What you will do:
Set down the material below in full, matching it exactly.

Lines of data
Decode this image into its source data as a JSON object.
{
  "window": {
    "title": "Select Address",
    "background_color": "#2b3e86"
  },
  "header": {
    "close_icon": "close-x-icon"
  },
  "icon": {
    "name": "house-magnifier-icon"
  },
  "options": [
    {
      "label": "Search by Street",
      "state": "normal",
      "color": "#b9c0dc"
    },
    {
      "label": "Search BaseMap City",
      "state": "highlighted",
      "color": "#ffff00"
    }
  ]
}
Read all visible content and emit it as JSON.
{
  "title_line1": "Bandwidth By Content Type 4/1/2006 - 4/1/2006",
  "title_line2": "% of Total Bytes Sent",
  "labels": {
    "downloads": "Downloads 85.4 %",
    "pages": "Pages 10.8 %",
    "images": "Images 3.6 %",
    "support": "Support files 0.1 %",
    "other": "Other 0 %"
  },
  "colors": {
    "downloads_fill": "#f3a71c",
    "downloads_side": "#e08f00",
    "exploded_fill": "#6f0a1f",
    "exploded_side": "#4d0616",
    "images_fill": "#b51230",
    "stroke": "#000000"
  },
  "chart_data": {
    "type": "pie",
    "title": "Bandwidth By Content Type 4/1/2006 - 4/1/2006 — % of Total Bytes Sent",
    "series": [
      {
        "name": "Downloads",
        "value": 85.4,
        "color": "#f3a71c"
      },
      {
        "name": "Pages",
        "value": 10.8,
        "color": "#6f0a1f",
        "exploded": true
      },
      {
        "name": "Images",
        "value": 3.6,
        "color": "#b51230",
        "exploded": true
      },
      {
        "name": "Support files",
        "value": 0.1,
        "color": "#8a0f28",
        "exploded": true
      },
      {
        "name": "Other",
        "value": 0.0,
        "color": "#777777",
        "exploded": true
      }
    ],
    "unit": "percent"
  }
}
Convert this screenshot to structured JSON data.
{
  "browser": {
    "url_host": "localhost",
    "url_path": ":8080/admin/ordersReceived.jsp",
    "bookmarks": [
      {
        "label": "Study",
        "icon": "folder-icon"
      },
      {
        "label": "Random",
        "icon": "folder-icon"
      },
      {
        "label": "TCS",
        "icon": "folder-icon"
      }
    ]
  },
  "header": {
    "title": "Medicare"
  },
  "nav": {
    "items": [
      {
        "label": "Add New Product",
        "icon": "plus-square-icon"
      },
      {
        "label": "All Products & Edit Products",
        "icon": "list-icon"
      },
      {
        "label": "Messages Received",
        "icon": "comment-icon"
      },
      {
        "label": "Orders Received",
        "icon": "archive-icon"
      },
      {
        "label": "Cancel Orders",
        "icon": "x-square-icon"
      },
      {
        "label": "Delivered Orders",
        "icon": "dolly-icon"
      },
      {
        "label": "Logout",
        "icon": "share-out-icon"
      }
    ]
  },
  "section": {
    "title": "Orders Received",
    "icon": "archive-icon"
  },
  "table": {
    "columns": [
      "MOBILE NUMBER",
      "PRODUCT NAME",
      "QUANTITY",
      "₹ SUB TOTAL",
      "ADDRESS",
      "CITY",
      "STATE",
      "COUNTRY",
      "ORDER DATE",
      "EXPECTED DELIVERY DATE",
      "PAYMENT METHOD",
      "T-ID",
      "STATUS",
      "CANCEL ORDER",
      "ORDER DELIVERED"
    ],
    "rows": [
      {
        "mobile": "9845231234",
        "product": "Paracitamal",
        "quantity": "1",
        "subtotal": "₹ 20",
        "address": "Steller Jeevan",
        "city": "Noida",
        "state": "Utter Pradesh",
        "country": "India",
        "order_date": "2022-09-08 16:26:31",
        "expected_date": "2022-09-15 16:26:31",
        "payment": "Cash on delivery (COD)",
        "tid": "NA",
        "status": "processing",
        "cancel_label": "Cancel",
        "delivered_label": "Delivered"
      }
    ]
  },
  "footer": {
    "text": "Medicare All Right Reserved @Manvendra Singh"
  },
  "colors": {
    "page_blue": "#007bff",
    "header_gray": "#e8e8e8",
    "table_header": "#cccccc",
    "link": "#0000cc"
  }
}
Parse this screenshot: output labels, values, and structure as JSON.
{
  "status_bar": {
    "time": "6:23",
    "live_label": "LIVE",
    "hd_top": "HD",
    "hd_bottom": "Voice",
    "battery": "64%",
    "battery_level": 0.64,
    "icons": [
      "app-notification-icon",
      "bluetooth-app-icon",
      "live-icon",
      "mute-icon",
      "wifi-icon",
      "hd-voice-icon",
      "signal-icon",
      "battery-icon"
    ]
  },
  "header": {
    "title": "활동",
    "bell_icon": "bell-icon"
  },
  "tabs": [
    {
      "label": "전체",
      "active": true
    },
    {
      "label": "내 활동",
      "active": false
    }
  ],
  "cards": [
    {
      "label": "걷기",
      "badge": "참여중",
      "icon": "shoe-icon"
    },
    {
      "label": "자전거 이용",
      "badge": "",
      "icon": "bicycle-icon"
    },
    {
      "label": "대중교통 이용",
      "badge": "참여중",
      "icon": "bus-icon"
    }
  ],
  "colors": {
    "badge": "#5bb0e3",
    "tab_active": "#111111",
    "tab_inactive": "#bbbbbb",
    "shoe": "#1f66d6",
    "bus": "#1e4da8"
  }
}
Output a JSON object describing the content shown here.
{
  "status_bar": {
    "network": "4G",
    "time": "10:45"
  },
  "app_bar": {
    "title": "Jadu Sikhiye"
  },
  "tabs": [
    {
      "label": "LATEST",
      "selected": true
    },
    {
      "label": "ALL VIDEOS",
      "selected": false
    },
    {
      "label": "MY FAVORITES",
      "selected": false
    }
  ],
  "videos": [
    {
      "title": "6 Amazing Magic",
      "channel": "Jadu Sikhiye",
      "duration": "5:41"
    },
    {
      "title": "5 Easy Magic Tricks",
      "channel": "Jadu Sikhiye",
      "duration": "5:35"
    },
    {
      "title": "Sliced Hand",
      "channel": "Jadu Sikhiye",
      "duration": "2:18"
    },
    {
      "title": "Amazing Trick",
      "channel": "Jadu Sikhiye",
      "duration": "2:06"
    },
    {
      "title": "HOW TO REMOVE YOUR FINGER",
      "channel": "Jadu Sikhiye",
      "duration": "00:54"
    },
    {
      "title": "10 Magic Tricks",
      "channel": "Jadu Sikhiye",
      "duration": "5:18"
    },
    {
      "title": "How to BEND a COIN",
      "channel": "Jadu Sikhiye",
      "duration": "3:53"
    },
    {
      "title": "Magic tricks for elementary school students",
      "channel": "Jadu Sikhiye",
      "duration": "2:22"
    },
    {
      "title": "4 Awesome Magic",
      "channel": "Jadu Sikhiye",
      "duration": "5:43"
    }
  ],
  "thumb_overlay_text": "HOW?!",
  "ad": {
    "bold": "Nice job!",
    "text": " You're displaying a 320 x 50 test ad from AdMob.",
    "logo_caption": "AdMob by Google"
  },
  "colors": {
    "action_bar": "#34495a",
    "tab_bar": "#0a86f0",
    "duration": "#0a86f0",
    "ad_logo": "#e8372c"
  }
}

Result:
Decode this image into its source data as a JSON object.
{
  "window": {
    "title": "Select Address",
    "background_color": "#2b3e86"
  },
  "header": {
    "close_icon": "close-x-icon"
  },
  "icon": {
    "name": "house-magnifier-icon"
  },
  "options": [
    {
      "label": "Search by Street",
      "state": "normal",
      "color": "#b9c0dc"
    },
    {
      "label": "Search BaseMap City",
      "state": "highlighted",
      "color": "#ffff00"
    }
  ]
}
Read all visible content and emit it as JSON.
{
  "title_line1": "Bandwidth By Content Type 4/1/2006 - 4/1/2006",
  "title_line2": "% of Total Bytes Sent",
  "labels": {
    "downloads": "Downloads 85.4 %",
    "pages": "Pages 10.8 %",
    "images": "Images 3.6 %",
    "support": "Support files 0.1 %",
    "other": "Other 0 %"
  },
  "colors": {
    "downloads_fill": "#f3a71c",
    "downloads_side": "#e08f00",
    "exploded_fill": "#6f0a1f",
    "exploded_side": "#4d0616",
    "images_fill": "#b51230",
    "stroke": "#000000"
  },
  "chart_data": {
    "type": "pie",
    "title": "Bandwidth By Content Type 4/1/2006 - 4/1/2006 — % of Total Bytes Sent",
    "series": [
      {
        "name": "Downloads",
        "value": 85.4,
        "color": "#f3a71c"
      },
      {
        "name": "Pages",
        "value": 10.8,
        "color": "#6f0a1f",
        "exploded": true
      },
      {
        "name": "Images",
        "value": 3.6,
        "color": "#b51230",
        "exploded": true
      },
      {
        "name": "Support files",
        "value": 0.1,
        "color": "#8a0f28",
        "exploded": true
      },
      {
        "name": "Other",
        "value": 0.0,
        "color": "#777777",
        "exploded": true
      }
    ],
    "unit": "percent"
  }
}
Convert this screenshot to structured JSON data.
{
  "browser": {
    "url_host": "localhost",
    "url_path": ":8080/admin/ordersReceived.jsp",
    "bookmarks": [
      {
        "label": "Study",
        "icon": "folder-icon"
      },
      {
        "label": "Random",
        "icon": "folder-icon"
      },
      {
        "label": "TCS",
        "icon": "folder-icon"
      }
    ]
  },
  "header": {
    "title": "Medicare"
  },
  "nav": {
    "items": [
      {
        "label": "Add New Product",
        "icon": "plus-square-icon"
      },
      {
        "label": "All Products & Edit Products",
        "icon": "list-icon"
      },
      {
        "label": "Messages Received",
        "icon": "comment-icon"
      },
      {
        "label": "Orders Received",
        "icon": "archive-icon"
      },
      {
        "label": "Cancel Orders",
        "icon": "x-square-icon"
      },
      {
        "label": "Delivered Orders",
        "icon": "dolly-icon"
      },
      {
        "label": "Logout",
        "icon": "share-out-icon"
      }
    ]
  },
  "section": {
    "title": "Orders Received",
    "icon": "archive-icon"
  },
  "table": {
    "columns": [
      "MOBILE NUMBER",
      "PRODUCT NAME",
      "QUANTITY",
      "₹ SUB TOTAL",
      "ADDRESS",
      "CITY",
      "STATE",
      "COUNTRY",
      "ORDER DATE",
      "EXPECTED DELIVERY DATE",
      "PAYMENT METHOD",
      "T-ID",
      "STATUS",
      "CANCEL ORDER",
      "ORDER DELIVERED"
    ],
    "rows": [
      {
        "mobile": "9845231234",
        "product": "Paracitamal",
        "quantity": "1",
        "subtotal": "₹ 20",
        "address": "Steller Jeevan",
        "city": "Noida",
        "state": "Utter Pradesh",
        "country": "India",
        "order_date": "2022-09-08 16:26:31",
        "expected_date": "2022-09-15 16:26:31",
        "payment": "Cash on delivery (COD)",
        "tid": "NA",
        "status": "processing",
        "cancel_label": "Cancel",
        "delivered_label": "Delivered"
      }
    ]
  },
  "footer": {
    "text": "Medicare All Right Reserved @Manvendra Singh"
  },
  "colors": {
    "page_blue": "#007bff",
    "header_gray": "#e8e8e8",
    "table_header": "#cccccc",
    "link": "#0000cc"
  }
}
Parse this screenshot: output labels, values, and structure as JSON.
{
  "status_bar": {
    "time": "6:23",
    "live_label": "LIVE",
    "hd_top": "HD",
    "hd_bottom": "Voice",
    "battery": "64%",
    "battery_level": 0.64,
    "icons": [
      "app-notification-icon",
      "bluetooth-app-icon",
      "live-icon",
      "mute-icon",
      "wifi-icon",
      "hd-voice-icon",
      "signal-icon",
      "battery-icon"
    ]
  },
  "header": {
    "title": "활동",
    "bell_icon": "bell-icon"
  },
  "tabs": [
    {
      "label": "전체",
      "active": true
    },
    {
      "label": "내 활동",
      "active": false
    }
  ],
  "cards": [
    {
      "label": "걷기",
      "badge": "참여중",
      "icon": "shoe-icon"
    },
    {
      "label": "자전거 이용",
      "badge": "",
      "icon": "bicycle-icon"
    },
    {
      "label": "대중교통 이용",
      "badge": "참여중",
      "icon": "bus-icon"
    }
  ],
  "colors": {
    "badge": "#5bb0e3",
    "tab_active": "#111111",
    "tab_inactive": "#bbbbbb",
    "shoe": "#1f66d6",
    "bus": "#1e4da8"
  }
}
Output a JSON object describing the content shown here.
{
  "status_bar": {
    "network": "4G",
    "time": "10:45"
  },
  "app_bar": {
    "title": "Jadu Sikhiye"
  },
  "tabs": [
    {
      "label": "LATEST",
      "selected": true
    },
    {
      "label": "ALL VIDEOS",
      "selected": false
    },
    {
      "label": "MY FAVORITES",
      "selected": false
    }
  ],
  "videos": [
    {
      "title": "6 Amazing Magic",
      "channel": "Jadu Sikhiye",
      "duration": "5:41"
    },
    {
      "title": "5 Easy Magic Tricks",
      "channel": "Jadu Sikhiye",
      "duration": "5:35"
    },
    {
      "title": "Sliced Hand",
      "channel": "Jadu Sikhiye",
      "duration": "2:18"
    },
    {
      "title": "Amazing Trick",
      "channel": "Jadu Sikhiye",
      "duration": "2:06"
    },
    {
      "title": "HOW TO REMOVE YOUR FINGER",
      "channel": "Jadu Sikhiye",
      "duration": "00:54"
    },
    {
      "title": "10 Magic Tricks",
      "channel": "Jadu Sikhiye",
      "duration": "5:18"
    },
    {
      "title": "How to BEND a COIN",
      "channel": "Jadu Sikhiye",
      "duration": "3:53"
    },
    {
      "title": "Magic tricks for elementary school students",
      "channel": "Jadu Sikhiye",
      "duration": "2:22"
    },
    {
      "title": "4 Awesome Magic",
      "channel": "Jadu Sikhiye",
      "duration": "5:43"
    }
  ],
  "thumb_overlay_text": "HOW?!",
  "ad": {
    "bold": "Nice job!",
    "text": " You're displaying a 320 x 50 test ad from AdMob.",
    "logo_caption": "AdMob by Google"
  },
  "colors": {
    "action_bar": "#34495a",
    "tab_bar": "#0a86f0",
    "duration": "#0a86f0",
    "ad_logo": "#e8372c"
  }
}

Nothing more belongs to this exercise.